▸ WHAT IS BEING ASKED
Copy every line of the items below verbatim, omitting the pictures from your answer.

====== EXERCISE MATERIALS ======

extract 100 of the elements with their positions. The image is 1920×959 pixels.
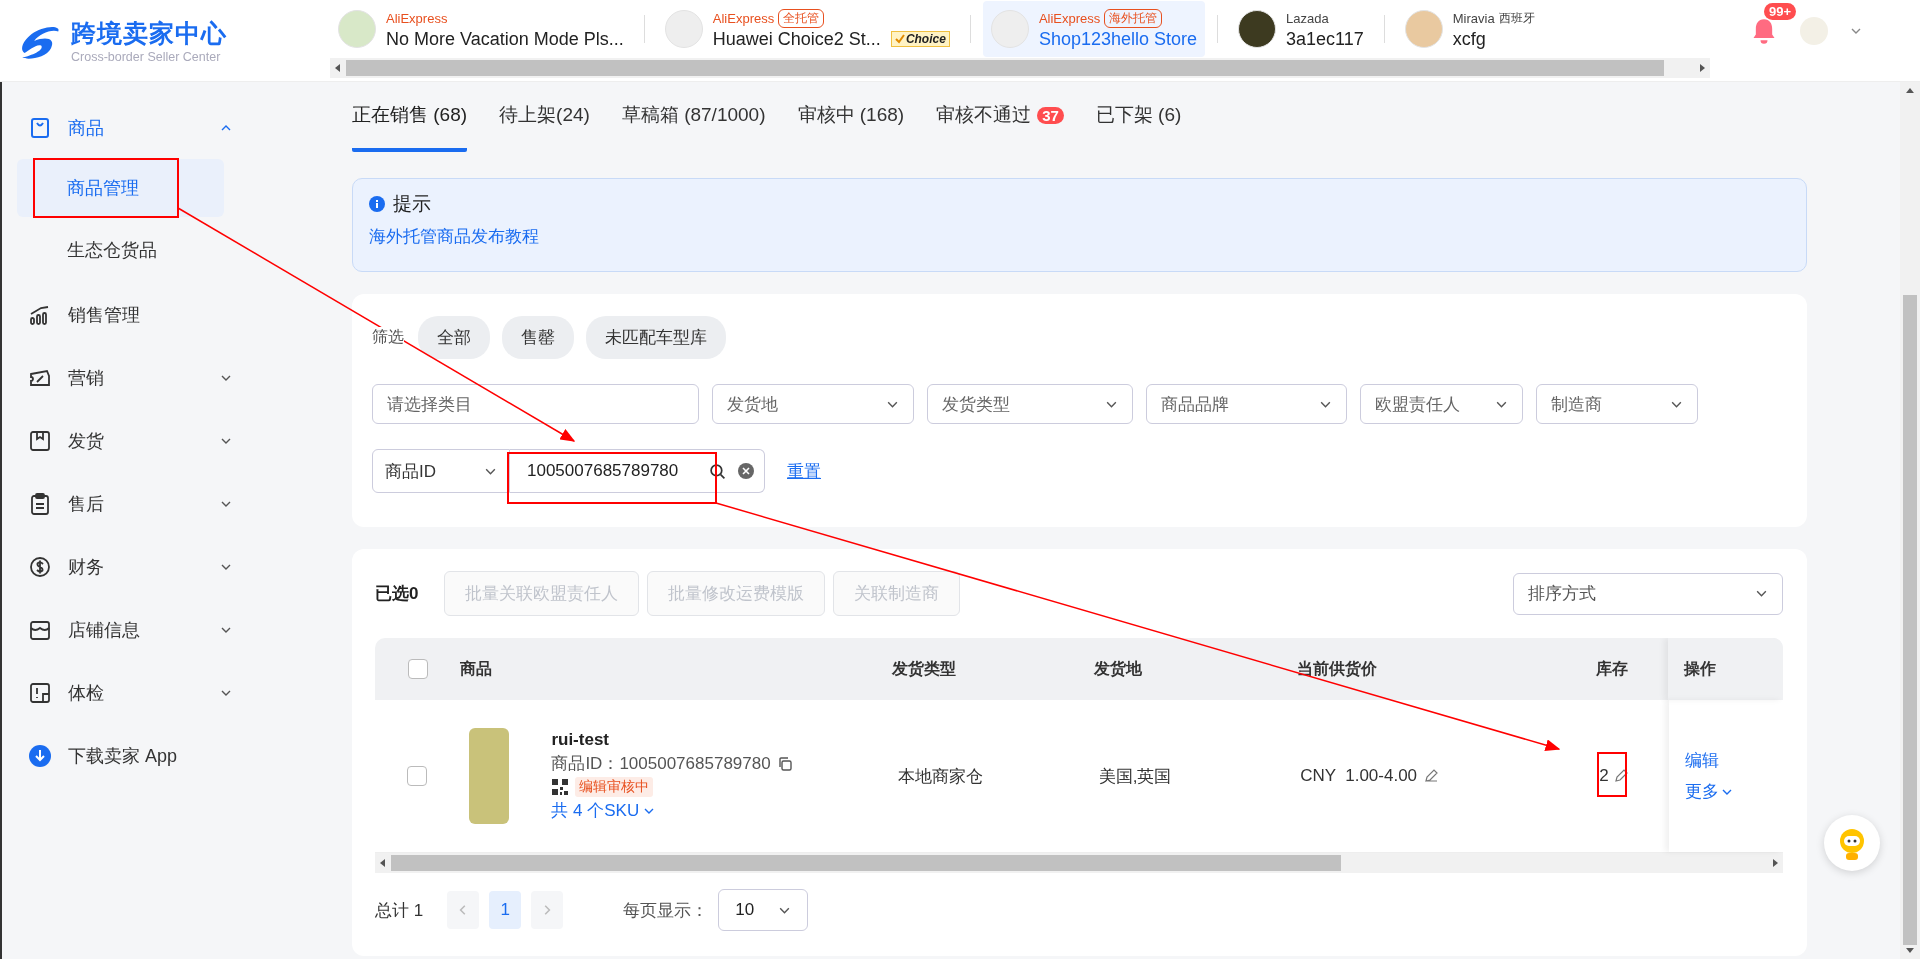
clear-icon[interactable] [738, 463, 754, 479]
reset-link[interactable]: 重置 [787, 459, 821, 483]
edit-link[interactable]: 编辑 [1684, 749, 1719, 772]
platform-name: Miravia [1452, 11, 1495, 26]
notice-title: 提示 [393, 192, 431, 216]
status-tab[interactable]: 草稿箱 (87/1000) [621, 102, 766, 152]
store-tab[interactable]: AliExpress No More Vacation Mode Pls... [330, 1, 632, 57]
product-id: 商品ID：1005007685789780 [551, 753, 771, 775]
column-header: 库存 [1595, 658, 1629, 679]
filter-dropdown[interactable]: 发货类型 [927, 384, 1133, 424]
scroll-right-icon[interactable] [1697, 63, 1707, 73]
store-name: Huawei Choice2 St... [712, 28, 881, 50]
info-icon [369, 196, 385, 212]
menu-label: 财务 [68, 555, 105, 579]
scroll-up-icon[interactable] [1905, 86, 1915, 96]
table-cell-text: 本地商家仓 [898, 765, 985, 788]
filter-dropdown[interactable]: 制造商 [1536, 384, 1698, 424]
page-button[interactable]: 1 [489, 891, 522, 929]
store-badge: 全托管 [778, 9, 825, 28]
menu-icon [28, 491, 52, 516]
store-avatar [990, 10, 1029, 48]
status-tab[interactable]: 正在销售 (68) [352, 102, 468, 152]
highlight-rectangle [1597, 752, 1627, 797]
product-title: rui-test [551, 730, 610, 750]
status-tab[interactable]: 已下架 (6) [1095, 102, 1182, 152]
edit-icon[interactable] [1423, 768, 1440, 784]
select-all-checkbox[interactable] [407, 659, 428, 679]
sidebar-item[interactable]: 店铺信息 [2, 598, 262, 661]
notification-count: 99+ [1764, 2, 1797, 20]
filter-chip[interactable]: 未匹配车型库 [586, 316, 726, 359]
qr-code-icon[interactable] [551, 778, 570, 796]
store-avatar [1238, 10, 1276, 48]
scroll-right-icon[interactable] [1770, 858, 1780, 868]
store-tab[interactable]: AliExpress 全托管 Huawei Choice2 St... Choice [656, 1, 958, 57]
store-tab[interactable]: Lazada 3a1ec117 [1230, 1, 1372, 57]
sidebar-subitem[interactable]: 生态仓货品 [17, 221, 224, 279]
menu-label: 店铺信息 [68, 618, 141, 642]
table-cell: 2 [1599, 766, 1609, 786]
copy-icon[interactable] [776, 755, 793, 772]
total-count: 总计 1 [375, 899, 424, 922]
search-field[interactable]: 1005007685789780 [510, 449, 765, 493]
sku-link[interactable]: 共 4 个SKU [551, 799, 793, 822]
sidebar-item[interactable]: 营销 [2, 346, 262, 409]
sidebar-subitem[interactable]: 商品管理 [17, 159, 224, 217]
store-name: No More Vacation Mode Pls... [386, 28, 624, 50]
platform-name: AliExpress [1038, 11, 1101, 26]
sidebar-item[interactable]: 发货 [2, 409, 262, 472]
store-tab[interactable]: Miravia 西班牙 xcfg [1396, 1, 1543, 57]
menu-icon [28, 743, 52, 768]
filter-chip[interactable]: 全部 [418, 316, 490, 359]
filter-dropdown[interactable]: 发货地 [712, 384, 914, 424]
store-avatar [1404, 10, 1443, 48]
row-checkbox[interactable] [407, 766, 428, 786]
platform-name: Lazada [1286, 11, 1329, 26]
sidebar-item[interactable]: 财务 [2, 535, 262, 598]
page-scrollbar[interactable] [1900, 82, 1920, 959]
menu-label: 体检 [68, 681, 105, 705]
store-name: Shop123hello Store [1038, 28, 1197, 50]
search-icon[interactable] [709, 462, 726, 480]
page-size-dropdown[interactable]: 10 [718, 889, 809, 931]
menu-label: 发货 [68, 429, 105, 453]
table-scrollbar[interactable] [375, 853, 1783, 873]
sidebar-item[interactable]: 体检 [2, 661, 262, 724]
category-field[interactable]: 请选择类目 [372, 384, 699, 424]
scroll-left-icon[interactable] [378, 858, 388, 868]
column-header: 发货类型 [892, 658, 957, 680]
filter-chip[interactable]: 售罄 [502, 316, 574, 359]
scroll-left-icon[interactable] [333, 63, 343, 73]
store-tab[interactable]: AliExpress 海外托管 Shop123hello Store [982, 1, 1205, 57]
choice-badge: Choice [890, 31, 950, 47]
filter-dropdown[interactable]: 欧盟责任人 [1360, 384, 1523, 424]
count-badge: 37 [1037, 106, 1064, 124]
sidebar-item[interactable]: 商品 [2, 96, 262, 159]
filter-dropdown[interactable]: 商品品牌 [1146, 384, 1347, 424]
sort-dropdown[interactable]: 排序方式 [1513, 572, 1783, 615]
sidebar-item[interactable]: 下载卖家 App [2, 724, 262, 787]
store-avatar [664, 10, 703, 48]
menu-label: 商品 [68, 116, 105, 140]
tutorial-link[interactable]: 海外托管商品发布教程 [369, 225, 539, 248]
status-tab[interactable]: 待上架(24) [499, 102, 590, 152]
store-scrollbar[interactable] [330, 58, 1710, 78]
status-tab[interactable]: 审核不通过 37 [936, 102, 1064, 152]
search-type-dropdown[interactable]: 商品ID [372, 449, 510, 493]
store-region: 西班牙 [1498, 10, 1535, 27]
logo-subtitle: Cross-border Seller Center [71, 50, 222, 64]
menu-icon [28, 428, 52, 453]
sidebar-item[interactable]: 售后 [2, 472, 262, 535]
status-tab[interactable]: 审核中 (168) [797, 102, 905, 152]
review-status-tag: 编辑审核中 [575, 777, 654, 797]
menu-label: 销售管理 [68, 303, 141, 327]
sidebar-item[interactable]: 销售管理 [2, 283, 262, 346]
table-cell-text: 美国,英国 [1098, 765, 1173, 788]
menu-label: 售后 [68, 492, 105, 516]
more-link[interactable]: 更多 [1684, 780, 1733, 803]
store-avatar [338, 10, 376, 48]
menu-label: 营销 [68, 366, 105, 390]
platform-name: AliExpress [712, 11, 775, 26]
logo-title: 跨境卖家中心 [71, 18, 227, 49]
menu-icon [28, 115, 52, 140]
platform-name: AliExpress [386, 11, 448, 26]
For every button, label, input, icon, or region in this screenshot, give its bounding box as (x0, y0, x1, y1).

======

▸ SOLUTION
extract 100 of the elements with their positions. The image is 1920×959 pixels.
clear-icon[interactable] [738, 463, 754, 479]
reset-link[interactable]: 重置 [787, 459, 821, 483]
edit-link[interactable]: 编辑 [1684, 749, 1719, 772]
platform-name: Miravia [1452, 11, 1495, 26]
notice-title: 提示 [393, 192, 431, 216]
status-tab[interactable]: 草稿箱 (87/1000) [621, 102, 766, 152]
store-tab[interactable]: AliExpress No More Vacation Mode Pls... [330, 1, 632, 57]
product-id: 商品ID：1005007685789780 [551, 753, 771, 775]
column-header: 库存 [1595, 658, 1629, 679]
filter-dropdown[interactable]: 发货类型 [927, 384, 1133, 424]
scroll-right-icon[interactable] [1697, 63, 1707, 73]
store-name: Huawei Choice2 St... [712, 28, 881, 50]
info-icon [369, 196, 385, 212]
menu-label: 财务 [68, 555, 105, 579]
scroll-up-icon[interactable] [1905, 86, 1915, 96]
table-cell-text: 本地商家仓 [898, 765, 985, 788]
filter-dropdown[interactable]: 制造商 [1536, 384, 1698, 424]
page-button[interactable]: 1 [489, 891, 522, 929]
store-badge: 全托管 [778, 9, 825, 28]
menu-icon [28, 491, 52, 516]
store-avatar [990, 10, 1029, 48]
status-tab[interactable]: 正在销售 (68) [352, 102, 468, 152]
highlight-rectangle [1597, 752, 1627, 797]
product-title: rui-test [551, 730, 610, 750]
status-tab[interactable]: 已下架 (6) [1095, 102, 1182, 152]
edit-icon[interactable] [1423, 768, 1440, 784]
select-all-checkbox[interactable] [407, 659, 428, 679]
sidebar-item[interactable]: 店铺信息 [2, 598, 262, 661]
notification-count: 99+ [1764, 2, 1797, 20]
filter-chip[interactable]: 未匹配车型库 [586, 316, 726, 359]
qr-code-icon[interactable] [551, 778, 570, 796]
store-avatar [1238, 10, 1276, 48]
scroll-right-icon[interactable] [1770, 858, 1780, 868]
store-tab[interactable]: AliExpress 全托管 Huawei Choice2 St... Choice [656, 1, 958, 57]
store-tab[interactable]: Lazada 3a1ec117 [1230, 1, 1372, 57]
sidebar-subitem[interactable]: 生态仓货品 [17, 221, 224, 279]
menu-label: 店铺信息 [68, 618, 141, 642]
table-cell: 2 [1599, 766, 1609, 786]
copy-icon[interactable] [776, 755, 793, 772]
total-count: 总计 1 [375, 899, 424, 922]
search-field[interactable]: 1005007685789780 [510, 449, 765, 493]
sku-link[interactable]: 共 4 个SKU [551, 799, 793, 822]
sidebar-item[interactable]: 营销 [2, 346, 262, 409]
sidebar-subitem[interactable]: 商品管理 [17, 159, 224, 217]
store-name: No More Vacation Mode Pls... [386, 28, 624, 50]
platform-name: AliExpress [1038, 11, 1101, 26]
sidebar-item[interactable]: 发货 [2, 409, 262, 472]
store-tab[interactable]: Miravia 西班牙 xcfg [1396, 1, 1543, 57]
menu-icon [28, 743, 52, 768]
filter-chip[interactable]: 全部 [418, 316, 490, 359]
filter-dropdown[interactable]: 发货地 [712, 384, 914, 424]
store-avatar [1404, 10, 1443, 48]
row-checkbox[interactable] [407, 766, 428, 786]
platform-name: Lazada [1286, 11, 1329, 26]
sidebar-item[interactable]: 财务 [2, 535, 262, 598]
page-scrollbar[interactable] [1900, 82, 1920, 959]
menu-label: 体检 [68, 681, 105, 705]
store-name: Shop123hello Store [1038, 28, 1197, 50]
search-icon[interactable] [709, 462, 726, 480]
page-size-dropdown[interactable]: 10 [718, 889, 809, 931]
menu-label: 发货 [68, 429, 105, 453]
table-scrollbar[interactable] [375, 853, 1783, 873]
sidebar-item[interactable]: 体检 [2, 661, 262, 724]
category-field[interactable]: 请选择类目 [372, 384, 699, 424]
scroll-left-icon[interactable] [378, 858, 388, 868]
column-header: 发货类型 [892, 658, 957, 680]
filter-chip[interactable]: 售罄 [502, 316, 574, 359]
scroll-left-icon[interactable] [333, 63, 343, 73]
store-tab[interactable]: AliExpress 海外托管 Shop123hello Store [982, 1, 1205, 57]
choice-badge: Choice [890, 31, 950, 47]
filter-dropdown[interactable]: 欧盟责任人 [1360, 384, 1523, 424]
count-badge: 37 [1037, 106, 1064, 124]
sidebar-item[interactable]: 商品 [2, 96, 262, 159]
filter-dropdown[interactable]: 商品品牌 [1146, 384, 1347, 424]
sort-dropdown[interactable]: 排序方式 [1513, 572, 1783, 615]
sidebar-item[interactable]: 下载卖家 App [2, 724, 262, 787]
store-avatar [664, 10, 703, 48]
menu-label: 商品 [68, 116, 105, 140]
tutorial-link[interactable]: 海外托管商品发布教程 [369, 225, 539, 248]
status-tab[interactable]: 待上架(24) [499, 102, 590, 152]
store-scrollbar[interactable] [330, 58, 1710, 78]
status-tab[interactable]: 审核不通过 37 [936, 102, 1064, 152]
search-type-dropdown[interactable]: 商品ID [372, 449, 510, 493]
store-region: 西班牙 [1498, 10, 1535, 27]
logo-subtitle: Cross-border Seller Center [71, 50, 222, 64]
menu-icon [28, 428, 52, 453]
sidebar-item[interactable]: 售后 [2, 472, 262, 535]
status-tab[interactable]: 审核中 (168) [797, 102, 905, 152]
review-status-tag: 编辑审核中 [575, 777, 654, 797]
menu-label: 销售管理 [68, 303, 141, 327]
sidebar-item[interactable]: 销售管理 [2, 283, 262, 346]
table-cell-text: 美国,英国 [1098, 765, 1173, 788]
menu-label: 售后 [68, 492, 105, 516]
more-link[interactable]: 更多 [1684, 780, 1733, 803]
store-avatar [338, 10, 376, 48]
menu-label: 营销 [68, 366, 105, 390]
platform-name: AliExpress [712, 11, 775, 26]
logo-title: 跨境卖家中心 [71, 18, 227, 49]
menu-icon [28, 115, 52, 140]
platform-name: AliExpress [386, 11, 448, 26]
For every button, label, input, icon, or region in this screenshot, give its bounding box as (x0, y0, x1, y1).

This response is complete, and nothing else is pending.